Wednesday, 1 July 2015

A photo is only half the story!

A happy child in the rain but they won't all be happy!!
I am a big advocate of social media and all the benefits it has brought to me as an educator - I have lost count of the amount of ideas I have gleaned from being able to follow other educators around the world and I have made life long friendships that have also transferred into 'real' friendships.
However, there are downsides to this ability to 'see' into other settings across the globe - it is very easy to see something and think 'Oh I could do that' without actually considering the whole picture, we can't transport practice or ideas from one place into ours without having to tweak or change parts of it. How many of us have seen fantastic art ideas on Pinterest, only to discover that it is not as simple as it looks from photographs or, more importantly, that a single photo showing an end result can't ever truly tell you the whole story and how much preparation is actually needed to get that end result! I have tried painting with balloons - it was great fun but at no point in the original post did anyone mention the balloons would end up bouncing all over the floor leaving a trail of paint, or that some children would manage to burst them! 
Water beads are great fun but they will bounce everywhere & get squashed!

> [SET TASKS]
A. Answer these questions using the blog post:
(i) What date is given at the top?
(ii) On which site does the writer mention seeing fantastic art ideas?
(iii) According to the writer, what two things about painting with balloons did the original post not mention?
B. Copy out the part of the blog post from "A photo is only" to "into 'real' friendships.".

> [GIVEN INFORMATION]
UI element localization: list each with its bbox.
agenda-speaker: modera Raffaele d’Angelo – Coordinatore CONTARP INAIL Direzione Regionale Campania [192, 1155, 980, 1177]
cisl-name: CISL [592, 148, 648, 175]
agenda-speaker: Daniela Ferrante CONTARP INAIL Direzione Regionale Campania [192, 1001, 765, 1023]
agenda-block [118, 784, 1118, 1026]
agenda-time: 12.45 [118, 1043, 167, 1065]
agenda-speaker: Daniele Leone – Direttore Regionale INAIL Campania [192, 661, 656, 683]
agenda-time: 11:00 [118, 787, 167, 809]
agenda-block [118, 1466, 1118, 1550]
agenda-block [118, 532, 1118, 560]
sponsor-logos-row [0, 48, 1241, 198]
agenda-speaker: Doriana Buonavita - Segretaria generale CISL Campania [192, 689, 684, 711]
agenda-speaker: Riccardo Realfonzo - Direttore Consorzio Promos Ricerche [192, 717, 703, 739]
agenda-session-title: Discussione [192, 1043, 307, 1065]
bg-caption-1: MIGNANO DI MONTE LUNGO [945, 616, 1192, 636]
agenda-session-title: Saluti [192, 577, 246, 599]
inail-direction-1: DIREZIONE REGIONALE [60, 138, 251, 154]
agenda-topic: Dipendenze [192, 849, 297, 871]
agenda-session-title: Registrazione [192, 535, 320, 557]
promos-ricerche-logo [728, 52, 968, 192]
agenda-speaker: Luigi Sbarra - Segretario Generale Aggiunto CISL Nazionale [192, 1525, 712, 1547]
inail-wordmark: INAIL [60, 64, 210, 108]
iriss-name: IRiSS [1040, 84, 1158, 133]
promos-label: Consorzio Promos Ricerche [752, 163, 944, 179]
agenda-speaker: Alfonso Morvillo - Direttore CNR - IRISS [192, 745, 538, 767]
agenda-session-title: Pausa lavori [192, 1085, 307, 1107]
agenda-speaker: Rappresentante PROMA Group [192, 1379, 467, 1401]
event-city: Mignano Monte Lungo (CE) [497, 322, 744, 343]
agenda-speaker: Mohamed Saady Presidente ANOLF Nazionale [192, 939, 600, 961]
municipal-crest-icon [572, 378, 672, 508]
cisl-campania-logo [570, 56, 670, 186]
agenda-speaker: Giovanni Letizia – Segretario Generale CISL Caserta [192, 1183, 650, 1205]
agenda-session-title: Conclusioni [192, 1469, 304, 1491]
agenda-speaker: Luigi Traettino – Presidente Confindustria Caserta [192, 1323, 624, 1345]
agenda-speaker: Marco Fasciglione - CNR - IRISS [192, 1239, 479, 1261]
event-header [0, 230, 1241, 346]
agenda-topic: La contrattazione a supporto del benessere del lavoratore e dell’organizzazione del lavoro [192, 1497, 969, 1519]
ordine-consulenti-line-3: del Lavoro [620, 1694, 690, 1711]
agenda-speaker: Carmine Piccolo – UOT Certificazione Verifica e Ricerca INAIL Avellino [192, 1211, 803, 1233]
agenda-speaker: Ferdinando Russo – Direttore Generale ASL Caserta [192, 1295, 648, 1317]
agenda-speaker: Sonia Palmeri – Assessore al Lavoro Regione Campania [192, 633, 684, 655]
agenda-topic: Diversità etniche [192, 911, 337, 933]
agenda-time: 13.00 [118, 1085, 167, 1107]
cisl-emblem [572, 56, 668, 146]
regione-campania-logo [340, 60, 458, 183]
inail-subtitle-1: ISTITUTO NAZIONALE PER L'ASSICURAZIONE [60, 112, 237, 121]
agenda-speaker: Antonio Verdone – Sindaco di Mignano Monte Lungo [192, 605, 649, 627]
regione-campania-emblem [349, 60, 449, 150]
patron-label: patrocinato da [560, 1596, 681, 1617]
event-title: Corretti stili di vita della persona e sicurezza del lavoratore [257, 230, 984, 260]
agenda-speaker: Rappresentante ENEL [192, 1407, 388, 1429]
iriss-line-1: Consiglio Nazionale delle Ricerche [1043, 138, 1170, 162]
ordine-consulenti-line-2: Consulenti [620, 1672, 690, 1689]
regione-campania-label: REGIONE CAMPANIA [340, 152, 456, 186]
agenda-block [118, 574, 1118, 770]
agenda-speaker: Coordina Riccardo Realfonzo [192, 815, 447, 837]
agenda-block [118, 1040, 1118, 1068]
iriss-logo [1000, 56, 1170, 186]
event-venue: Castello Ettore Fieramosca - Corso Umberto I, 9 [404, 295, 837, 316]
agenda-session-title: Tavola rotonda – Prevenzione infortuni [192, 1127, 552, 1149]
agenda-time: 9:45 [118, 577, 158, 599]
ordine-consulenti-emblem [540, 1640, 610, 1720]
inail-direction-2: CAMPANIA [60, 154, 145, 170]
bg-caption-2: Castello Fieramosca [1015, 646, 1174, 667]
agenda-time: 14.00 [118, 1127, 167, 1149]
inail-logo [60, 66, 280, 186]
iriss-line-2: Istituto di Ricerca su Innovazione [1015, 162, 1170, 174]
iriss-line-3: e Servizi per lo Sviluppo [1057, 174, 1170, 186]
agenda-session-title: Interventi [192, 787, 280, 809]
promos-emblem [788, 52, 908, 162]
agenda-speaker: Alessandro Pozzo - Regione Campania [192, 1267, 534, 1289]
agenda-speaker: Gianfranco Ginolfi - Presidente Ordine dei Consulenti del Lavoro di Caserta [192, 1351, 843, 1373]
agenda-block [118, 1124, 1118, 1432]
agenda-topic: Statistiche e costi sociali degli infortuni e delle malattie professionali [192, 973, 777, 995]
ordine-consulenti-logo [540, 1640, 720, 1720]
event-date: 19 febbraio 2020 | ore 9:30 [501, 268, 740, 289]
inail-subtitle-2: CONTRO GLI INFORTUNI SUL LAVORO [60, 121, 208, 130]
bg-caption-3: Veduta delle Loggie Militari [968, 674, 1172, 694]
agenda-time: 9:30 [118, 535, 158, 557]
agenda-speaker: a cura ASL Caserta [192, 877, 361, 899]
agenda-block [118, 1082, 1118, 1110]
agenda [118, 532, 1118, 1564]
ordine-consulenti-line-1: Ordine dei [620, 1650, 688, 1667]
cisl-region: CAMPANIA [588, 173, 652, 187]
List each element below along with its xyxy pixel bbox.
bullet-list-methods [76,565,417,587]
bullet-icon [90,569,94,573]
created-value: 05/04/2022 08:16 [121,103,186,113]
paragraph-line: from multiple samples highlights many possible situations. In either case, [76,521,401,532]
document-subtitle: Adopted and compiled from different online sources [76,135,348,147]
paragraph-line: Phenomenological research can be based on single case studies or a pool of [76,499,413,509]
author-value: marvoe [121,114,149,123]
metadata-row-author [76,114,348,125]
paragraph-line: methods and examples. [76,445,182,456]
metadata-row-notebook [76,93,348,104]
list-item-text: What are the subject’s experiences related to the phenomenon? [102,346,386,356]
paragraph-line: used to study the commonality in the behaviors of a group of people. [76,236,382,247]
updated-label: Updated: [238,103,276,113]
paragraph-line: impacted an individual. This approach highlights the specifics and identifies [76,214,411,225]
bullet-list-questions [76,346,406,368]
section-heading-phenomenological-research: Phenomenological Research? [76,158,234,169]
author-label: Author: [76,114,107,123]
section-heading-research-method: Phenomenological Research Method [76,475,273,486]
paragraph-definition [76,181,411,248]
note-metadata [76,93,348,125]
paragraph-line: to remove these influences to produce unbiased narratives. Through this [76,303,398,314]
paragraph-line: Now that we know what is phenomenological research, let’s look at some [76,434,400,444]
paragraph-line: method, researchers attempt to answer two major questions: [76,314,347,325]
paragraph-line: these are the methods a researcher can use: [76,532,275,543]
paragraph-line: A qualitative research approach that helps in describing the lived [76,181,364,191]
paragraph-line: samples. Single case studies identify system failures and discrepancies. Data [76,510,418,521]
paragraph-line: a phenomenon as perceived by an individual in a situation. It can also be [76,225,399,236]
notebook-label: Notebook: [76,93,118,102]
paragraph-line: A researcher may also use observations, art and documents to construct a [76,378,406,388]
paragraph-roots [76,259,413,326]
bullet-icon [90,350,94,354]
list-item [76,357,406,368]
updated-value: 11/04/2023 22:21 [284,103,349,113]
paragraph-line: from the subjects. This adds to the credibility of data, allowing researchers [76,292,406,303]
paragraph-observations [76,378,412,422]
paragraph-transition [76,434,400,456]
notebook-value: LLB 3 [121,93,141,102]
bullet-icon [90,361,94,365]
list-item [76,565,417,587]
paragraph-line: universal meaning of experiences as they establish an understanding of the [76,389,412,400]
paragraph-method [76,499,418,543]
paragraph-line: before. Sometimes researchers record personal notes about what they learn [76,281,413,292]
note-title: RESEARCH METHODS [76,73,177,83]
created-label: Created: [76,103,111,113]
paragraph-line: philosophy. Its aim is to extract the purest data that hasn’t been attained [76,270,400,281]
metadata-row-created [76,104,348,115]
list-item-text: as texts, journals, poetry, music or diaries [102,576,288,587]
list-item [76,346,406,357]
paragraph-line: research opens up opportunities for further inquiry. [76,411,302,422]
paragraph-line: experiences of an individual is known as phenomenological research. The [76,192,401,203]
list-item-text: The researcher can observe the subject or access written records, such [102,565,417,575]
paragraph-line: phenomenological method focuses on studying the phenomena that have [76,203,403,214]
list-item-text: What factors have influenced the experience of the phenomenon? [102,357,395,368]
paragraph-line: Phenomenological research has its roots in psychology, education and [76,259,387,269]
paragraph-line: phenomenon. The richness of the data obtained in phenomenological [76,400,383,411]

> [RESPONSE LIST]
A.
(i) Wednesday, 1 July 2015.
(ii) Pinterest.
(iii) The balloons would bounce all over the floor leaving a trail of paint, and some children would manage to burst them.

B.
A photo is only half the story!

A happy child in the rain but they won't all be happy!!
I am a big advocate of social media and all the benefits it has brought to me as an educator - I have lost count of the amount of ideas I have gleaned from being able to follow other educators around the world and I have made life long friendships that have also transferred into 'real' friendships.